• Problem to solve:
Could you write out every record below exactly, leaving out any pictures?

• Data extract:
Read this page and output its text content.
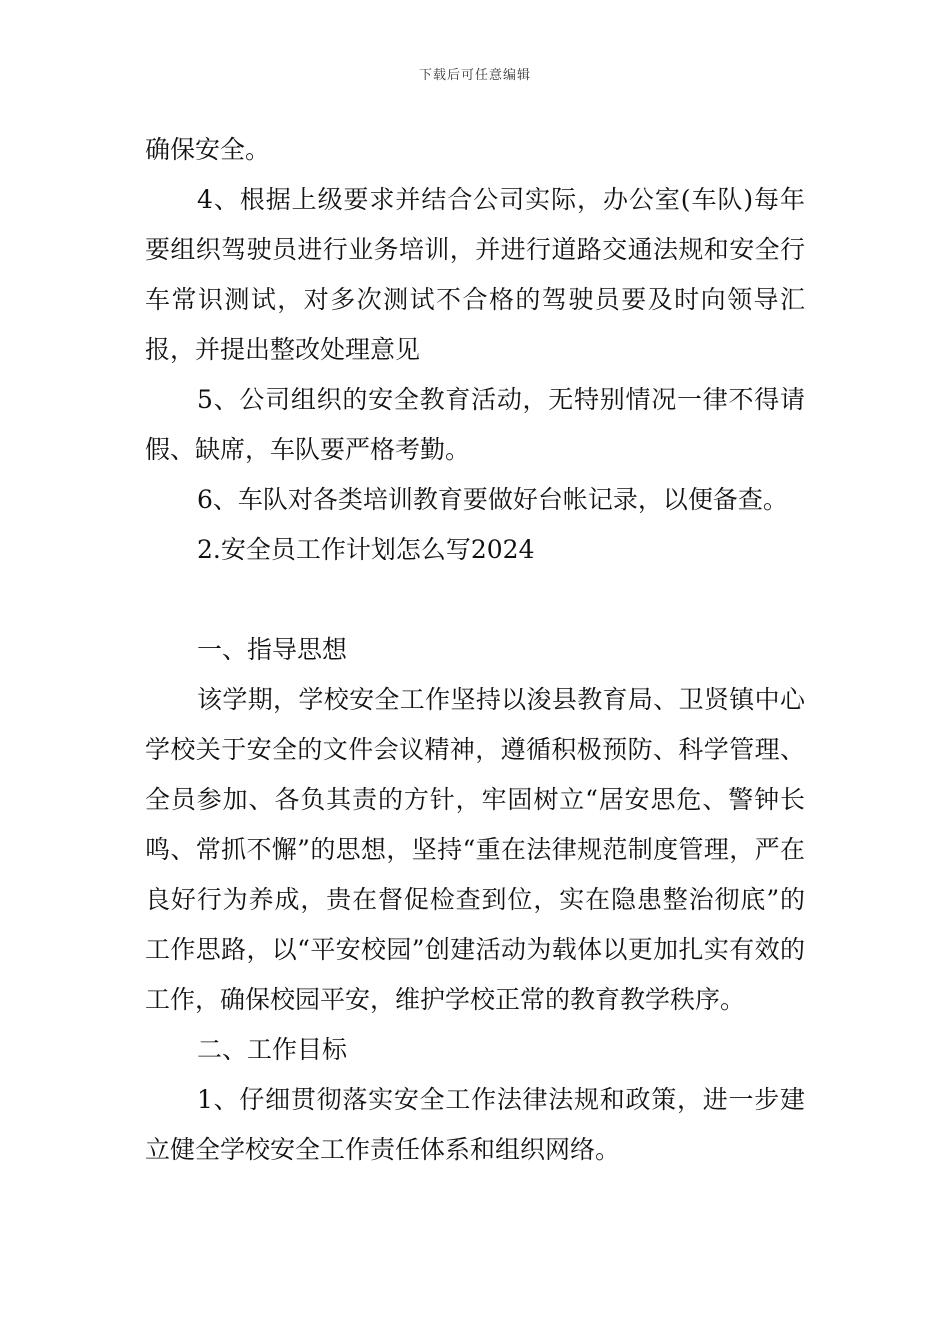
下载后可任意编辑

确保安全。

4、根据上级要求并结合公司实际，办公室(车队)每年要组织驾驶员进行业务培训，并进行道路交通法规和安全行车常识测试，对多次测试不合格的驾驶员要及时向领导汇报，并提出整改处理意见

5、公司组织的安全教育活动，无特别情况一律不得请假、缺席，车队要严格考勤。

6、车队对各类培训教育要做好台帐记录，以便备查。

2.安全员工作计划怎么写2024

一、指导思想

该学期，学校安全工作坚持以浚县教育局、卫贤镇中心学校关于安全的文件会议精神，遵循积极预防、科学管理、全员参加、各负其责的方针，牢固树立“居安思危、警钟长鸣、常抓不懈”的思想，坚持“重在法律规范制度管理，严在良好行为养成，贵在督促检查到位，实在隐患整治彻底”的工作思路，以“平安校园”创建活动为载体以更加扎实有效的工作，确保校园平安，维护学校正常的教育教学秩序。

二、工作目标

1、仔细贯彻落实安全工作法律法规和政策，进一步建立健全学校安全工作责任体系和组织网络。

• Task answer:
Read this page and output its text content.
下载后可任意编辑

确保安全。

4、根据上级要求并结合公司实际，办公室(车队)每年要组织驾驶员进行业务培训，并进行道路交通法规和安全行车常识测试，对多次测试不合格的驾驶员要及时向领导汇报，并提出整改处理意见

5、公司组织的安全教育活动，无特别情况一律不得请假、缺席，车队要严格考勤。

6、车队对各类培训教育要做好台帐记录，以便备查。

2.安全员工作计划怎么写2024

一、指导思想

该学期，学校安全工作坚持以浚县教育局、卫贤镇中心学校关于安全的文件会议精神，遵循积极预防、科学管理、全员参加、各负其责的方针，牢固树立“居安思危、警钟长鸣、常抓不懈”的思想，坚持“重在法律规范制度管理，严在良好行为养成，贵在督促检查到位，实在隐患整治彻底”的工作思路，以“平安校园”创建活动为载体以更加扎实有效的工作，确保校园平安，维护学校正常的教育教学秩序。

二、工作目标

1、仔细贯彻落实安全工作法律法规和政策，进一步建立健全学校安全工作责任体系和组织网络。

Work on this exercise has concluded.